-- Begin Source records --
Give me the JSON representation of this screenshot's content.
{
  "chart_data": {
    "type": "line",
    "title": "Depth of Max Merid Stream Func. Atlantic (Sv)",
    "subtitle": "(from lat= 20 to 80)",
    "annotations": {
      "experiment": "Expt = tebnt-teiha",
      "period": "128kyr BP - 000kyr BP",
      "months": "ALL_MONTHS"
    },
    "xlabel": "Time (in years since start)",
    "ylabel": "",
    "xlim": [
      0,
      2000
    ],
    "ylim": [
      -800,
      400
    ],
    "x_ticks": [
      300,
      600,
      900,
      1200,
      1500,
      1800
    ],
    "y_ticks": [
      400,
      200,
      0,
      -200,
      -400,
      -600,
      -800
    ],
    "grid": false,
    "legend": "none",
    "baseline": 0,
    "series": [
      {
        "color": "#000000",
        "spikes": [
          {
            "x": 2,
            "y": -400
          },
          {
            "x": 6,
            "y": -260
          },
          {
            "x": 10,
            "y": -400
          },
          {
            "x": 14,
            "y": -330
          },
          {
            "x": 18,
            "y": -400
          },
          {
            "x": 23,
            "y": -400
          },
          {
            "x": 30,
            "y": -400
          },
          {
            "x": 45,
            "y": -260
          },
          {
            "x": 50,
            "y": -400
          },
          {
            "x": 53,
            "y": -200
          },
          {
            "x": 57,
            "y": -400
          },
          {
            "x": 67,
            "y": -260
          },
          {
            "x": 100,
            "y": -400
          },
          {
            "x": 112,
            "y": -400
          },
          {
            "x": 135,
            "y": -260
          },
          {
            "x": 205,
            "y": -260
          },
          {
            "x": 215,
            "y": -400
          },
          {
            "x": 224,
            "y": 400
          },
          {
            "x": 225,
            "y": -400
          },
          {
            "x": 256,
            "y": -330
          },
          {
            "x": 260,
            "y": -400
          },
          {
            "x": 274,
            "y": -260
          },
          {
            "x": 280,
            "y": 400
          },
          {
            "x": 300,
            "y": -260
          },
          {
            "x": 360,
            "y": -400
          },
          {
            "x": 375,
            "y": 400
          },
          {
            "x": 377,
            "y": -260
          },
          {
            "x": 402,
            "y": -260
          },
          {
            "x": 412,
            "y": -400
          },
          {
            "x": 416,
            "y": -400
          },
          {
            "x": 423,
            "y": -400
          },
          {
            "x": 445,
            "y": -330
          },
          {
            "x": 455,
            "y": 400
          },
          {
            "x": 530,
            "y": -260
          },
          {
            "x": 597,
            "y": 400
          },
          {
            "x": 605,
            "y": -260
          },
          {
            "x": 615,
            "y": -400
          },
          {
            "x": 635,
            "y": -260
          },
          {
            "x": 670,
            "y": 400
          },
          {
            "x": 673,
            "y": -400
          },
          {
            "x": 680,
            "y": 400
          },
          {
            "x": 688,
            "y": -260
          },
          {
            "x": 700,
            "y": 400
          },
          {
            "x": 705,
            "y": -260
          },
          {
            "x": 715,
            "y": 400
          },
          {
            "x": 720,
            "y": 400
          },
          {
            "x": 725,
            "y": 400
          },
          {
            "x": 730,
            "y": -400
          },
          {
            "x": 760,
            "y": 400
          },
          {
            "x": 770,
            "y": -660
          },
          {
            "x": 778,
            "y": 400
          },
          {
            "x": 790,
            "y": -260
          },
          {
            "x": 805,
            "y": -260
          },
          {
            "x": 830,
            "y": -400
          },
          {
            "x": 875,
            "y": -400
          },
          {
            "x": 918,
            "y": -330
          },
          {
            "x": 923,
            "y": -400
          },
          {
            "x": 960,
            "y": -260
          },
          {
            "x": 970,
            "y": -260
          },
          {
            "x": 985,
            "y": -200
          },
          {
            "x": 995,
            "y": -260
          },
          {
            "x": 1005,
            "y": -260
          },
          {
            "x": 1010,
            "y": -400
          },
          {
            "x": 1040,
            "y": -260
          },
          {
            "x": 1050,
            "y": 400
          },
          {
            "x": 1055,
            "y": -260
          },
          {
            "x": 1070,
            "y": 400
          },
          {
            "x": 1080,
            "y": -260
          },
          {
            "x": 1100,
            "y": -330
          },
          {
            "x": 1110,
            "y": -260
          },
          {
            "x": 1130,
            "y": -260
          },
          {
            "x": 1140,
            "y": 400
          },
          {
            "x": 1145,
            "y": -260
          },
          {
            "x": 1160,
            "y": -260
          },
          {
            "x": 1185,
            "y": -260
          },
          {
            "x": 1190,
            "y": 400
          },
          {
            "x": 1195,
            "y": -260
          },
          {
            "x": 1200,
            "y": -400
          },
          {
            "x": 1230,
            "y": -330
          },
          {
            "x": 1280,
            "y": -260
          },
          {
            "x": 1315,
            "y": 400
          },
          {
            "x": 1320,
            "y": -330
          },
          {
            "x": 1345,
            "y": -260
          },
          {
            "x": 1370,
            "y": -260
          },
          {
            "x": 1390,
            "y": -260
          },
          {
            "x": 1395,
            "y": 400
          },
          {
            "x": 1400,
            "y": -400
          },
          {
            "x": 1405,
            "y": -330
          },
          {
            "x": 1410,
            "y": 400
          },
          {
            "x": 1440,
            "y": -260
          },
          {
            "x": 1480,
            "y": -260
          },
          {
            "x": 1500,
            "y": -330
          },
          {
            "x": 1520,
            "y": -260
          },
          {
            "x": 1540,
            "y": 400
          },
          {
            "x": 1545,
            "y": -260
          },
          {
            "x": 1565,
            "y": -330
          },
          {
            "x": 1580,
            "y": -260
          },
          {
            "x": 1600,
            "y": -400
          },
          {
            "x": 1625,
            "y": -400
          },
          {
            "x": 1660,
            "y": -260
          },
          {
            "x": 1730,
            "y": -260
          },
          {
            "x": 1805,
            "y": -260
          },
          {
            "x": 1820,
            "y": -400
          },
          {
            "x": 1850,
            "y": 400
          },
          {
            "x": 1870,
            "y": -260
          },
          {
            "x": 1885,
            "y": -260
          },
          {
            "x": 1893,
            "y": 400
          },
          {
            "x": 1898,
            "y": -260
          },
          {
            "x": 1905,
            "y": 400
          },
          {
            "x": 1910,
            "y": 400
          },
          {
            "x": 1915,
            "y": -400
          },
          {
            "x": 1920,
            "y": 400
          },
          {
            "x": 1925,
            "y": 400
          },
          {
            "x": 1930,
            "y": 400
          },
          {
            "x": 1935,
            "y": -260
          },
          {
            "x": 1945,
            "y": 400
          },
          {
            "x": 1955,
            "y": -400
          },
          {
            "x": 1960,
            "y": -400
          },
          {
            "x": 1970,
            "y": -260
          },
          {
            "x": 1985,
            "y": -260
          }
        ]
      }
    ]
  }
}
-- End Source records --
- [Task to carry out] Using the listing above, reproduce each line without omission.

- [Exercise solution]
Give me the JSON representation of this screenshot's content.
{
  "chart_data": {
    "type": "line",
    "title": "Depth of Max Merid Stream Func. Atlantic (Sv)",
    "subtitle": "(from lat= 20 to 80)",
    "annotations": {
      "experiment": "Expt = tebnt-teiha",
      "period": "128kyr BP - 000kyr BP",
      "months": "ALL_MONTHS"
    },
    "xlabel": "Time (in years since start)",
    "ylabel": "",
    "xlim": [
      0,
      2000
    ],
    "ylim": [
      -800,
      400
    ],
    "x_ticks": [
      300,
      600,
      900,
      1200,
      1500,
      1800
    ],
    "y_ticks": [
      400,
      200,
      0,
      -200,
      -400,
      -600,
      -800
    ],
    "grid": false,
    "legend": "none",
    "baseline": 0,
    "series": [
      {
        "color": "#000000",
        "spikes": [
          {
            "x": 2,
            "y": -400
          },
          {
            "x": 6,
            "y": -260
          },
          {
            "x": 10,
            "y": -400
          },
          {
            "x": 14,
            "y": -330
          },
          {
            "x": 18,
            "y": -400
          },
          {
            "x": 23,
            "y": -400
          },
          {
            "x": 30,
            "y": -400
          },
          {
            "x": 45,
            "y": -260
          },
          {
            "x": 50,
            "y": -400
          },
          {
            "x": 53,
            "y": -200
          },
          {
            "x": 57,
            "y": -400
          },
          {
            "x": 67,
            "y": -260
          },
          {
            "x": 100,
            "y": -400
          },
          {
            "x": 112,
            "y": -400
          },
          {
            "x": 135,
            "y": -260
          },
          {
            "x": 205,
            "y": -260
          },
          {
            "x": 215,
            "y": -400
          },
          {
            "x": 224,
            "y": 400
          },
          {
            "x": 225,
            "y": -400
          },
          {
            "x": 256,
            "y": -330
          },
          {
            "x": 260,
            "y": -400
          },
          {
            "x": 274,
            "y": -260
          },
          {
            "x": 280,
            "y": 400
          },
          {
            "x": 300,
            "y": -260
          },
          {
            "x": 360,
            "y": -400
          },
          {
            "x": 375,
            "y": 400
          },
          {
            "x": 377,
            "y": -260
          },
          {
            "x": 402,
            "y": -260
          },
          {
            "x": 412,
            "y": -400
          },
          {
            "x": 416,
            "y": -400
          },
          {
            "x": 423,
            "y": -400
          },
          {
            "x": 445,
            "y": -330
          },
          {
            "x": 455,
            "y": 400
          },
          {
            "x": 530,
            "y": -260
          },
          {
            "x": 597,
            "y": 400
          },
          {
            "x": 605,
            "y": -260
          },
          {
            "x": 615,
            "y": -400
          },
          {
            "x": 635,
            "y": -260
          },
          {
            "x": 670,
            "y": 400
          },
          {
            "x": 673,
            "y": -400
          },
          {
            "x": 680,
            "y": 400
          },
          {
            "x": 688,
            "y": -260
          },
          {
            "x": 700,
            "y": 400
          },
          {
            "x": 705,
            "y": -260
          },
          {
            "x": 715,
            "y": 400
          },
          {
            "x": 720,
            "y": 400
          },
          {
            "x": 725,
            "y": 400
          },
          {
            "x": 730,
            "y": -400
          },
          {
            "x": 760,
            "y": 400
          },
          {
            "x": 770,
            "y": -660
          },
          {
            "x": 778,
            "y": 400
          },
          {
            "x": 790,
            "y": -260
          },
          {
            "x": 805,
            "y": -260
          },
          {
            "x": 830,
            "y": -400
          },
          {
            "x": 875,
            "y": -400
          },
          {
            "x": 918,
            "y": -330
          },
          {
            "x": 923,
            "y": -400
          },
          {
            "x": 960,
            "y": -260
          },
          {
            "x": 970,
            "y": -260
          },
          {
            "x": 985,
            "y": -200
          },
          {
            "x": 995,
            "y": -260
          },
          {
            "x": 1005,
            "y": -260
          },
          {
            "x": 1010,
            "y": -400
          },
          {
            "x": 1040,
            "y": -260
          },
          {
            "x": 1050,
            "y": 400
          },
          {
            "x": 1055,
            "y": -260
          },
          {
            "x": 1070,
            "y": 400
          },
          {
            "x": 1080,
            "y": -260
          },
          {
            "x": 1100,
            "y": -330
          },
          {
            "x": 1110,
            "y": -260
          },
          {
            "x": 1130,
            "y": -260
          },
          {
            "x": 1140,
            "y": 400
          },
          {
            "x": 1145,
            "y": -260
          },
          {
            "x": 1160,
            "y": -260
          },
          {
            "x": 1185,
            "y": -260
          },
          {
            "x": 1190,
            "y": 400
          },
          {
            "x": 1195,
            "y": -260
          },
          {
            "x": 1200,
            "y": -400
          },
          {
            "x": 1230,
            "y": -330
          },
          {
            "x": 1280,
            "y": -260
          },
          {
            "x": 1315,
            "y": 400
          },
          {
            "x": 1320,
            "y": -330
          },
          {
            "x": 1345,
            "y": -260
          },
          {
            "x": 1370,
            "y": -260
          },
          {
            "x": 1390,
            "y": -260
          },
          {
            "x": 1395,
            "y": 400
          },
          {
            "x": 1400,
            "y": -400
          },
          {
            "x": 1405,
            "y": -330
          },
          {
            "x": 1410,
            "y": 400
          },
          {
            "x": 1440,
            "y": -260
          },
          {
            "x": 1480,
            "y": -260
          },
          {
            "x": 1500,
            "y": -330
          },
          {
            "x": 1520,
            "y": -260
          },
          {
            "x": 1540,
            "y": 400
          },
          {
            "x": 1545,
            "y": -260
          },
          {
            "x": 1565,
            "y": -330
          },
          {
            "x": 1580,
            "y": -260
          },
          {
            "x": 1600,
            "y": -400
          },
          {
            "x": 1625,
            "y": -400
          },
          {
            "x": 1660,
            "y": -260
          },
          {
            "x": 1730,
            "y": -260
          },
          {
            "x": 1805,
            "y": -260
          },
          {
            "x": 1820,
            "y": -400
          },
          {
            "x": 1850,
            "y": 400
          },
          {
            "x": 1870,
            "y": -260
          },
          {
            "x": 1885,
            "y": -260
          },
          {
            "x": 1893,
            "y": 400
          },
          {
            "x": 1898,
            "y": -260
          },
          {
            "x": 1905,
            "y": 400
          },
          {
            "x": 1910,
            "y": 400
          },
          {
            "x": 1915,
            "y": -400
          },
          {
            "x": 1920,
            "y": 400
          },
          {
            "x": 1925,
            "y": 400
          },
          {
            "x": 1930,
            "y": 400
          },
          {
            "x": 1935,
            "y": -260
          },
          {
            "x": 1945,
            "y": 400
          },
          {
            "x": 1955,
            "y": -400
          },
          {
            "x": 1960,
            "y": -400
          },
          {
            "x": 1970,
            "y": -260
          },
          {
            "x": 1985,
            "y": -260
          }
        ]
      }
    ]
  }
}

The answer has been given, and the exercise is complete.